_Given problem_. Check each line of the listing for the string "вахты", then state how many lines have it. Only the number is wanted.

_Saved data entries_.
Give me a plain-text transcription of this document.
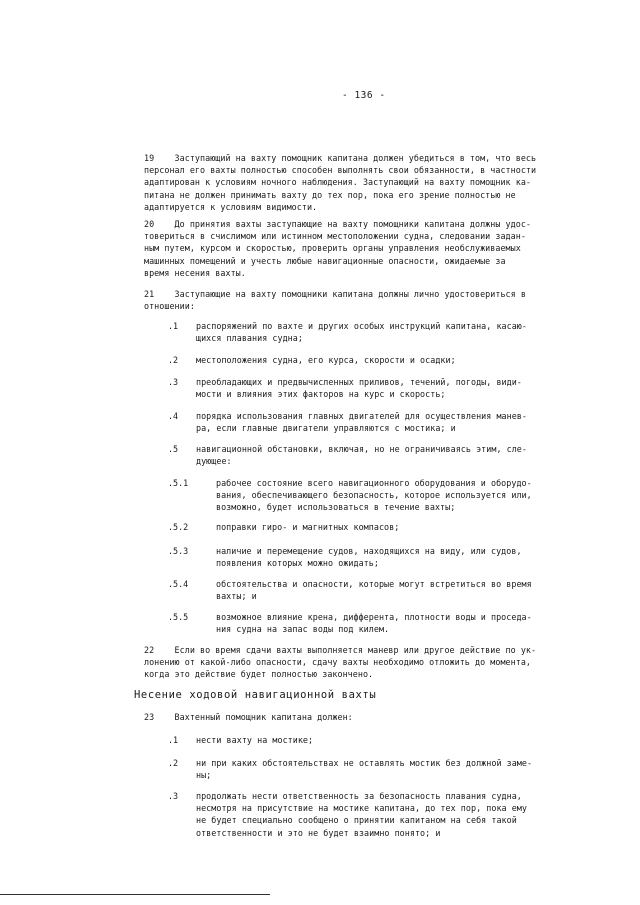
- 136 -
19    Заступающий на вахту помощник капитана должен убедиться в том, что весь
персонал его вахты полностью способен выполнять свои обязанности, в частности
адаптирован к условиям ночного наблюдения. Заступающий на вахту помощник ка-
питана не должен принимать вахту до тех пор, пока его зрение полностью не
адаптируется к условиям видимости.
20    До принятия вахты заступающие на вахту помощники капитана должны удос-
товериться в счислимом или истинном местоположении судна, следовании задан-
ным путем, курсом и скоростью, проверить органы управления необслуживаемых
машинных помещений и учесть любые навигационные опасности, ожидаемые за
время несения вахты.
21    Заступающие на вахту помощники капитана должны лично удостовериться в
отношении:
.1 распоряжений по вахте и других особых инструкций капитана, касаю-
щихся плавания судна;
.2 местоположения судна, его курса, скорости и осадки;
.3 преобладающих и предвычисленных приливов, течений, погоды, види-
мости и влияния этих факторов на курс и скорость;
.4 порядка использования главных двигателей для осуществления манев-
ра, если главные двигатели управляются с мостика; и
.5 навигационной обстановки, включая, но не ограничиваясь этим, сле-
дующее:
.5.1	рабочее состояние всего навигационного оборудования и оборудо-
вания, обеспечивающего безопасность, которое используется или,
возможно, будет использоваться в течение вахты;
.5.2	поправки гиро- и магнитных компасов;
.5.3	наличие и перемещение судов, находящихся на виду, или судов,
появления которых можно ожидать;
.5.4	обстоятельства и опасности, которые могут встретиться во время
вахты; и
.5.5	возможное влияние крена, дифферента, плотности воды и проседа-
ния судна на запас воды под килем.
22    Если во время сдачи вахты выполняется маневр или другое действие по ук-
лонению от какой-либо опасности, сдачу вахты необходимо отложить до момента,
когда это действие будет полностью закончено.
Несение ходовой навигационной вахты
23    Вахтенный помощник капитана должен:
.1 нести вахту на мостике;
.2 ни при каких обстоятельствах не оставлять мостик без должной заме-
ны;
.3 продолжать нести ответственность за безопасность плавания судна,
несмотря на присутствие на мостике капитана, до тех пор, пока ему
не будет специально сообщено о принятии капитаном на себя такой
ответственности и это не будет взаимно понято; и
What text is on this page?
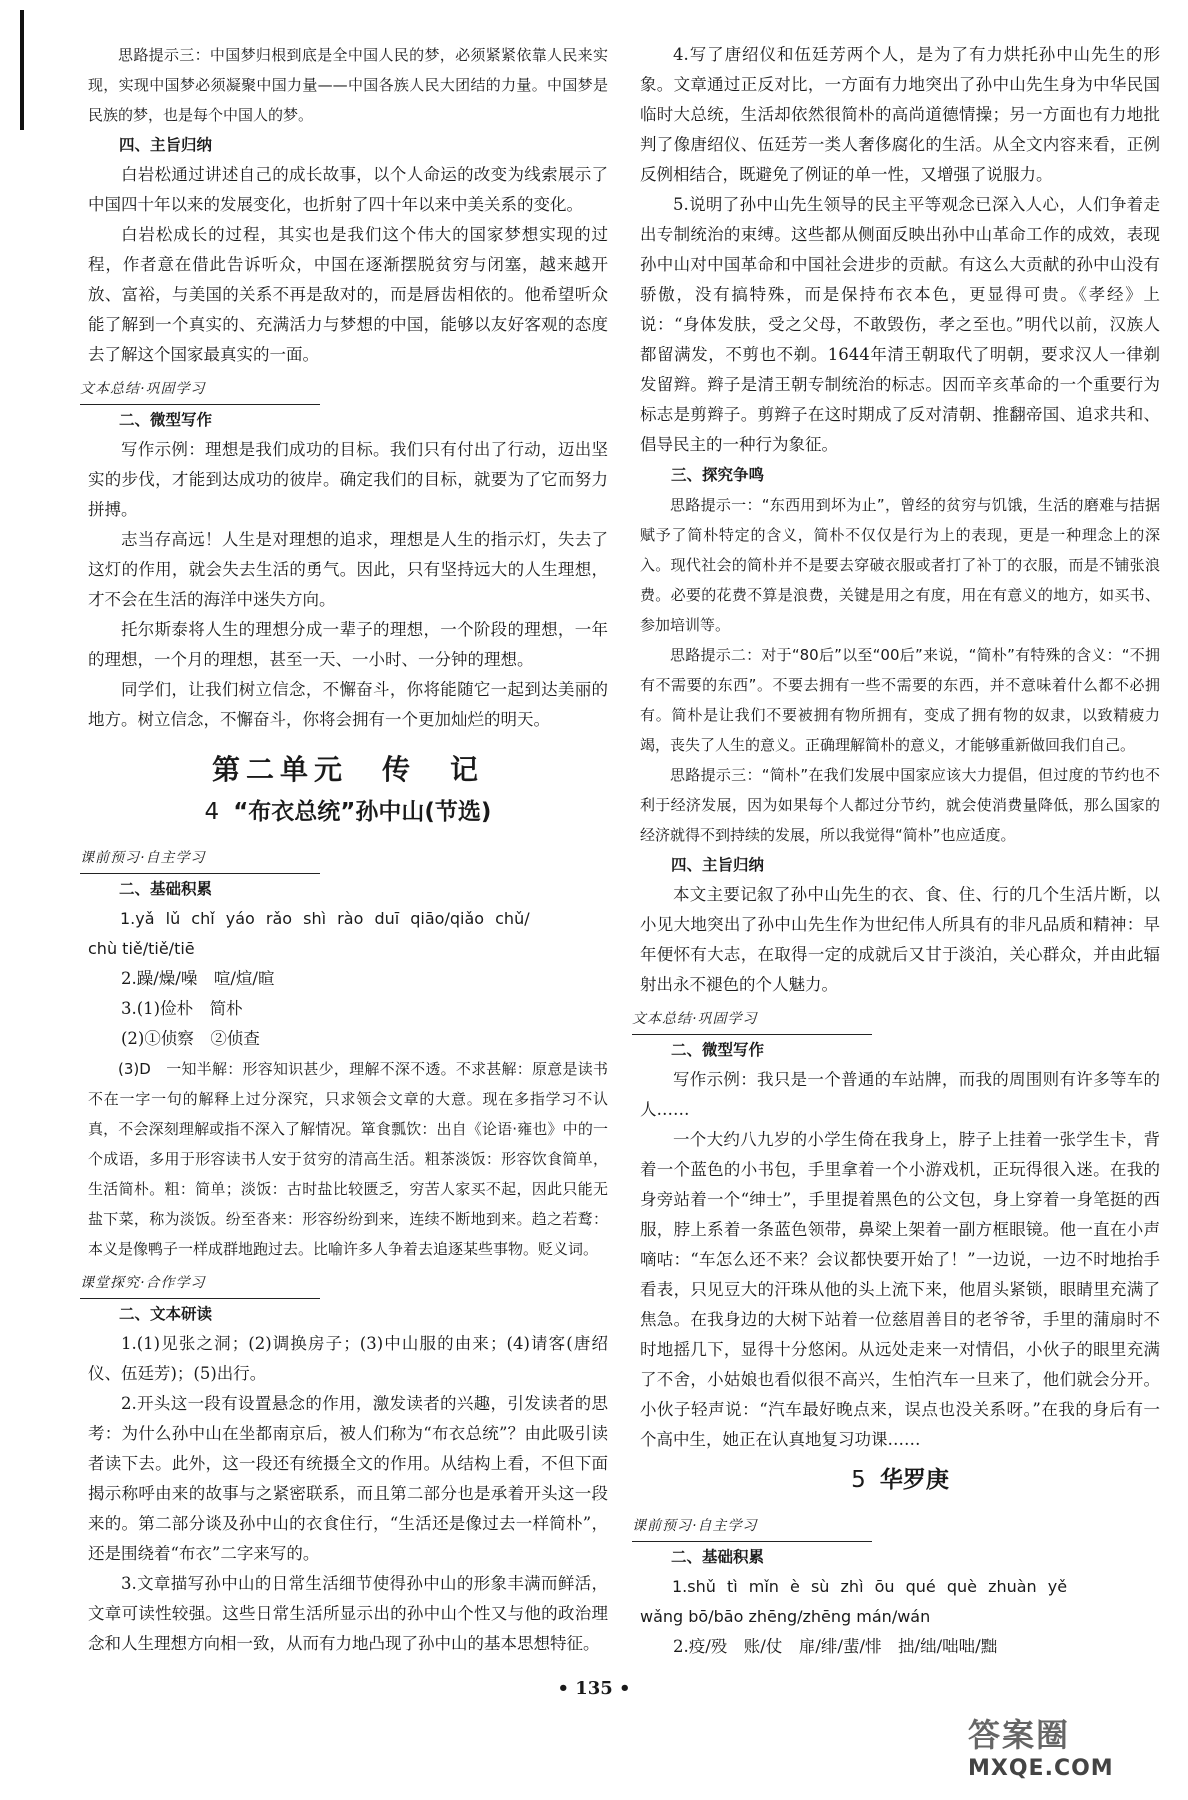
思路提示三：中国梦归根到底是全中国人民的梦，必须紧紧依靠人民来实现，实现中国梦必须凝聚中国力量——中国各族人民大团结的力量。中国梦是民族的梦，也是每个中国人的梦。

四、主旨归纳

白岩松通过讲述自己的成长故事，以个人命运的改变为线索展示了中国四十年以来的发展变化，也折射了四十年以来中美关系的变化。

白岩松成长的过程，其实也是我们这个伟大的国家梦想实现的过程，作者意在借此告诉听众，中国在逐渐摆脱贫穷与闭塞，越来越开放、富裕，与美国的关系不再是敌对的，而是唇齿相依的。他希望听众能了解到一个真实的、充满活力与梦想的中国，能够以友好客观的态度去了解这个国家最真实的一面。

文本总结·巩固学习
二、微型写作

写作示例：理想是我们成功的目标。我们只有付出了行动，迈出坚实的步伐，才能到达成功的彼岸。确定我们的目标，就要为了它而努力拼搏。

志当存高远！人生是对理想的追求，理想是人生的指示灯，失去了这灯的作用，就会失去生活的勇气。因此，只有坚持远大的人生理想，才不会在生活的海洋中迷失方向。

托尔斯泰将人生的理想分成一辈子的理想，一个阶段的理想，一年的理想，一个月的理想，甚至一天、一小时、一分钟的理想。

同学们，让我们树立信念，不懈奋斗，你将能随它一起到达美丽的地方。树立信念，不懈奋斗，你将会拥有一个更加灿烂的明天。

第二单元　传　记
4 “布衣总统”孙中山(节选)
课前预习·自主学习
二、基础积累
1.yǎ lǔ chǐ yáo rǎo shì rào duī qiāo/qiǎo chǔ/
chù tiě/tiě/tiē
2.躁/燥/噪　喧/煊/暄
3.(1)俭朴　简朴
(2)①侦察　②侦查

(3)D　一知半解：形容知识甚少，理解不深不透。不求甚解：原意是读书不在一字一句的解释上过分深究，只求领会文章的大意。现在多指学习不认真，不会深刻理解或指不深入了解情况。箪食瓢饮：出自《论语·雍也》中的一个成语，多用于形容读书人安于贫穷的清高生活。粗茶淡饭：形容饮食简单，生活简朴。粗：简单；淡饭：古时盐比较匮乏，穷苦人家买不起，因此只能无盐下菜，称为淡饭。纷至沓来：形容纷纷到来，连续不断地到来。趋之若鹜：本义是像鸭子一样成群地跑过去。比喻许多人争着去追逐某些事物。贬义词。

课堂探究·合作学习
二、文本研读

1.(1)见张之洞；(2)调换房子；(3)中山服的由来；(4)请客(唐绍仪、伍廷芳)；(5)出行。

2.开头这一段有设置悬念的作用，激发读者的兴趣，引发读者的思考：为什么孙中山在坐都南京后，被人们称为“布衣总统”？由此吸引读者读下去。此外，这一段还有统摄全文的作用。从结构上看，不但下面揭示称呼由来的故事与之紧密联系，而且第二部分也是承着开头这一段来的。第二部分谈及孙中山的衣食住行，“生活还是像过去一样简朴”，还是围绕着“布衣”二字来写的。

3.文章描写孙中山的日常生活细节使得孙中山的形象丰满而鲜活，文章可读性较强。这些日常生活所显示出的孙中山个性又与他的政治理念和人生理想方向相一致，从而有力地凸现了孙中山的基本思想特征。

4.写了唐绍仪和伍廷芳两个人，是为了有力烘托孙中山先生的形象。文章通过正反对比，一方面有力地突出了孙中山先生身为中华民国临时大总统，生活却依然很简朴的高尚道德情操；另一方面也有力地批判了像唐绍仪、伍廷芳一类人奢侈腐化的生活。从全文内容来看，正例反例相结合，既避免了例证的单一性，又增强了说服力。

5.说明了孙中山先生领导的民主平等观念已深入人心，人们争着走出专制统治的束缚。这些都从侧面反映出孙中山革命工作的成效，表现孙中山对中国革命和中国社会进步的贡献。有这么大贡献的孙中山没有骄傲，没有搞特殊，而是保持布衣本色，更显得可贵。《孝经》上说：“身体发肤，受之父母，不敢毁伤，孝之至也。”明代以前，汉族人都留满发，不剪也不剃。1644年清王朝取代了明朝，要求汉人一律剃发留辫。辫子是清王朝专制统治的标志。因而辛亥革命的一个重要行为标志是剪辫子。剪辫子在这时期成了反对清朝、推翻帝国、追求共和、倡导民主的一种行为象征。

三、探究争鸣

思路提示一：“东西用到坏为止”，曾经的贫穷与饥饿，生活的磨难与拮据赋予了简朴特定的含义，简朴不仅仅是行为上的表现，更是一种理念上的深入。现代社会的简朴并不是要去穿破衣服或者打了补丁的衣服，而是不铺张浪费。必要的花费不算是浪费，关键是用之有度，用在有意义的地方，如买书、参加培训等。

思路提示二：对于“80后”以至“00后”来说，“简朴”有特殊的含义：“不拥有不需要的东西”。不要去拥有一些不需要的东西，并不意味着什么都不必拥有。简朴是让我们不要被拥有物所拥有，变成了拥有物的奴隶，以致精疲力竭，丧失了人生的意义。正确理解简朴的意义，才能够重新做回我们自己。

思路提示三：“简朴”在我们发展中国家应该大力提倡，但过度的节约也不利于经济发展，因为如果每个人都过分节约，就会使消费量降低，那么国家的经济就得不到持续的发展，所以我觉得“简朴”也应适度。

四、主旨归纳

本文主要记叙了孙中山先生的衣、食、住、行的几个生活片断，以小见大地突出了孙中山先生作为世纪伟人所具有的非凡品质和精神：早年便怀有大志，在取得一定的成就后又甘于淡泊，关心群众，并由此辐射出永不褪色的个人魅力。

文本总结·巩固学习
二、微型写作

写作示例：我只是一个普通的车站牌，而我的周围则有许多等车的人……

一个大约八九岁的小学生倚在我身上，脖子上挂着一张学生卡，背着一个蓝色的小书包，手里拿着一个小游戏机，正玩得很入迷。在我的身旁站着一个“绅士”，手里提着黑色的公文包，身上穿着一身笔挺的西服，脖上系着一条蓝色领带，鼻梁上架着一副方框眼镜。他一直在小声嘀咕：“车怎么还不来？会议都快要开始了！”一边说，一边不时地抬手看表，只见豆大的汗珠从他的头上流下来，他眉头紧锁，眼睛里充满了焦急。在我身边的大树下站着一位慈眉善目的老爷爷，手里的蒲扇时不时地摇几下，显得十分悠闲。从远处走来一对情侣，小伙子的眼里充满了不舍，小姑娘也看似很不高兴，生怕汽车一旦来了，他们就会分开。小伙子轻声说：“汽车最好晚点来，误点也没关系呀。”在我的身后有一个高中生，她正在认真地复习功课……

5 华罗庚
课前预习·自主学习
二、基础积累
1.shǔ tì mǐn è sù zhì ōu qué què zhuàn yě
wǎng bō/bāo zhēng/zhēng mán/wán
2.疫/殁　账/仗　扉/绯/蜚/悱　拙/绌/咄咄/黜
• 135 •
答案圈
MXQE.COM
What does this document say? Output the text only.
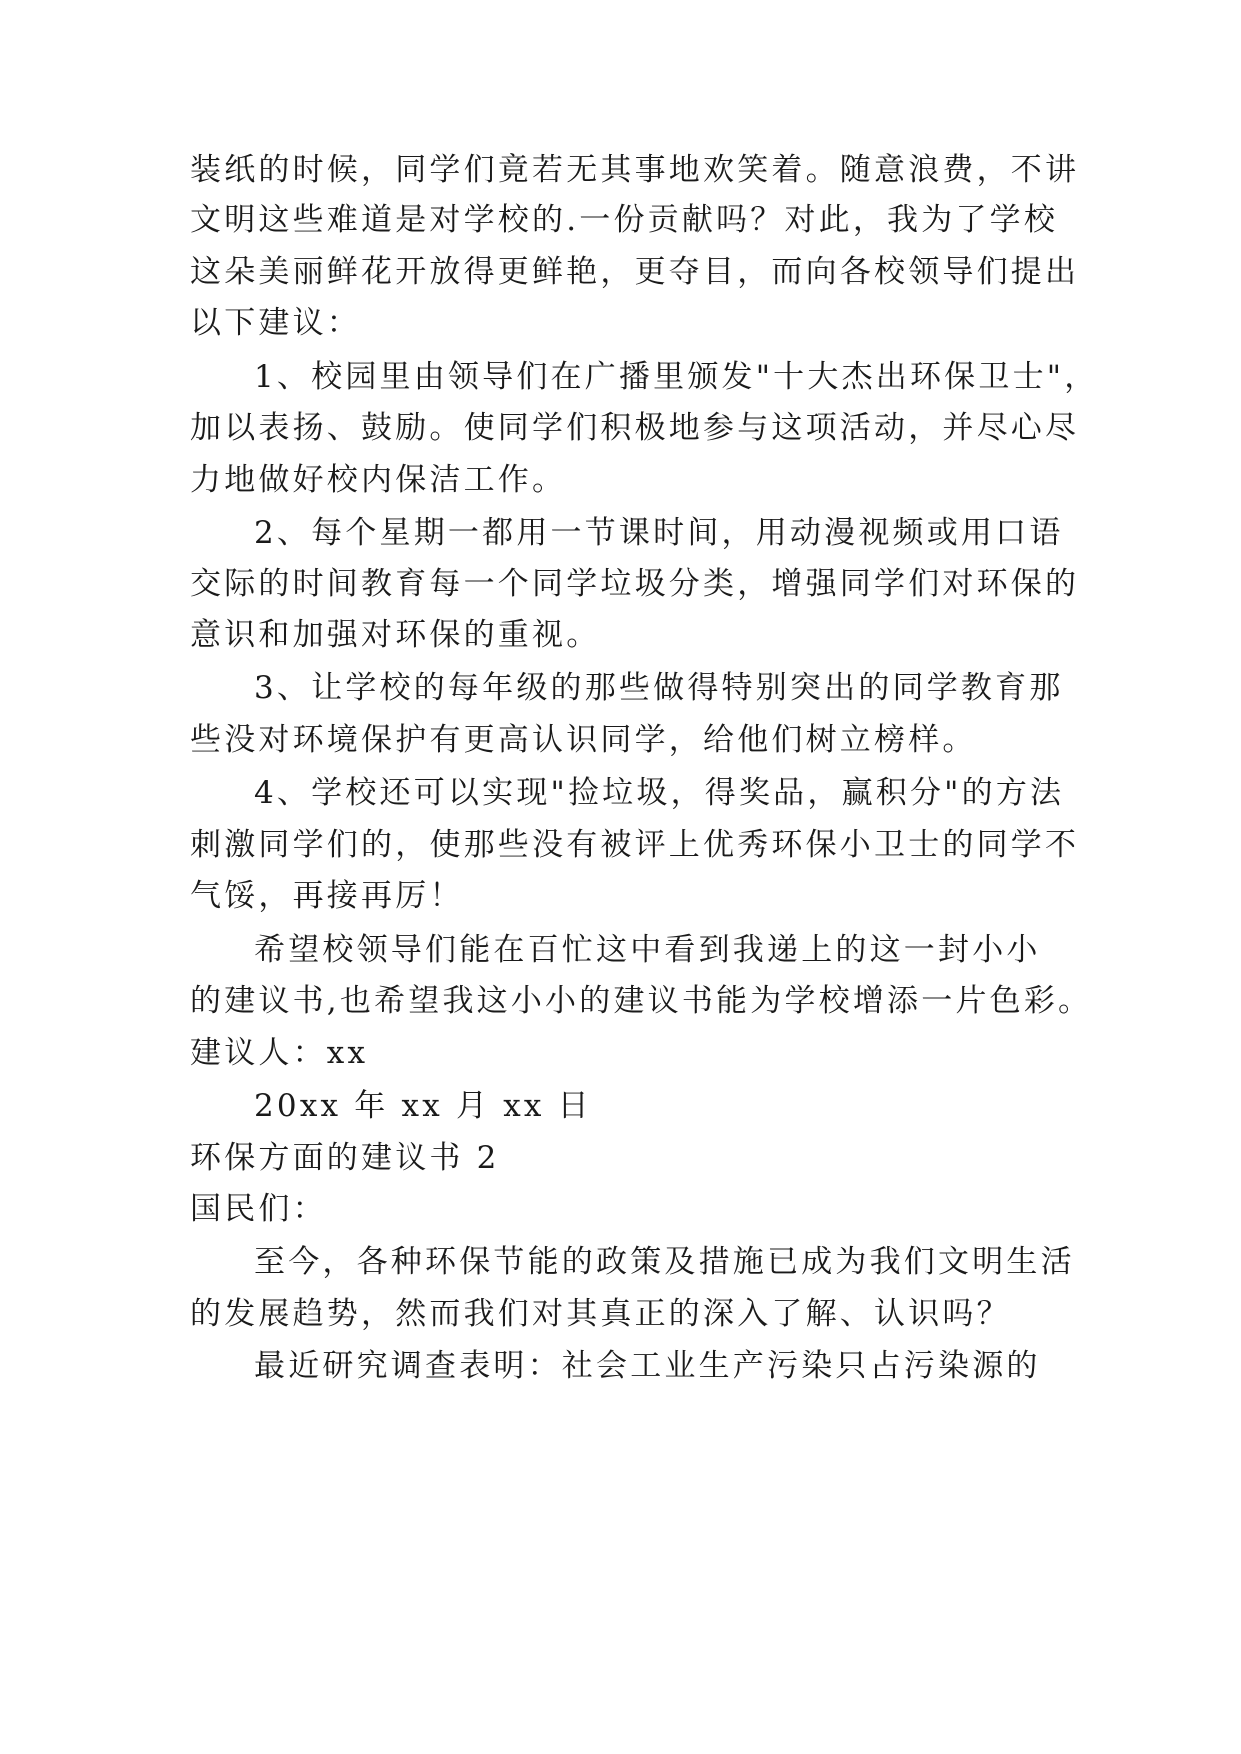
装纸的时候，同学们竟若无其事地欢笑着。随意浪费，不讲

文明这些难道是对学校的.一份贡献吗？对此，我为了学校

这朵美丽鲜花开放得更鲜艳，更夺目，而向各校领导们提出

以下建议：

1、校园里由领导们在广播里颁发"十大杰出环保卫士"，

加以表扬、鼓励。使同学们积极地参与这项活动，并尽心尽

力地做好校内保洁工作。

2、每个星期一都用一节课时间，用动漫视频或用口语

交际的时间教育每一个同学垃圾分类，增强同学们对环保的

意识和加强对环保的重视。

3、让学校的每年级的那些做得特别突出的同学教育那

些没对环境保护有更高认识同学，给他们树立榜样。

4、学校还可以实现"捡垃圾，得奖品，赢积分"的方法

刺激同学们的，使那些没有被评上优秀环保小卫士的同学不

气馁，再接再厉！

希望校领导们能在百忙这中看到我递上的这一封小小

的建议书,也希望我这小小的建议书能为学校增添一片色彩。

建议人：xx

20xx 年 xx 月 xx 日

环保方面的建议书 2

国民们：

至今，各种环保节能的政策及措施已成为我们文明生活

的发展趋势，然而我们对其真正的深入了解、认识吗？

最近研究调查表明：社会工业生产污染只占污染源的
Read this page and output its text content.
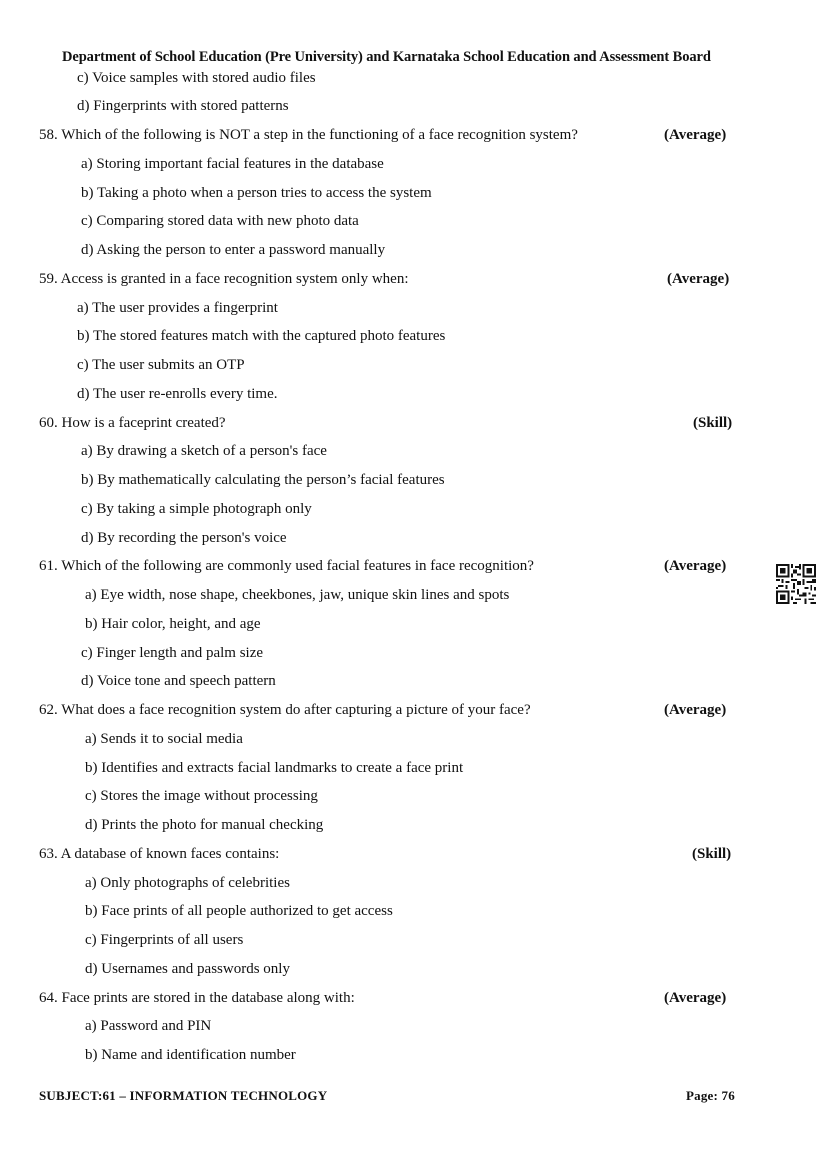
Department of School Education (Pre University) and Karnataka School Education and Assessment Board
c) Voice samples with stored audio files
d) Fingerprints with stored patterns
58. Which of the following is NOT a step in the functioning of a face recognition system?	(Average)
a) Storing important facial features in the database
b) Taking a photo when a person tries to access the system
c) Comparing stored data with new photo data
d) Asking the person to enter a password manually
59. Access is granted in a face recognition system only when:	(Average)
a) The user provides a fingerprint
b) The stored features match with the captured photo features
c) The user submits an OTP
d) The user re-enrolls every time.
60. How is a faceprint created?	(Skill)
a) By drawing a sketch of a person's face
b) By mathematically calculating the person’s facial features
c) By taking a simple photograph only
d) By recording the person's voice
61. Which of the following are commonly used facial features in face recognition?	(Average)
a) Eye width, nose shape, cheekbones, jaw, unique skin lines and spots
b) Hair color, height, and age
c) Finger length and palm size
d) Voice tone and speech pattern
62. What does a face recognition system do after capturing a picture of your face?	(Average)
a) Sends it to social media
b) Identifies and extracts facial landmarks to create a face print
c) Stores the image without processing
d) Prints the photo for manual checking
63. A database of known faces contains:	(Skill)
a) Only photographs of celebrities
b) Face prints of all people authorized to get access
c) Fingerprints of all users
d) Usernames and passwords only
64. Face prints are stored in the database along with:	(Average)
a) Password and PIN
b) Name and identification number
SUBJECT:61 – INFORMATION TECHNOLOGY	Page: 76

_Answer in full_. 8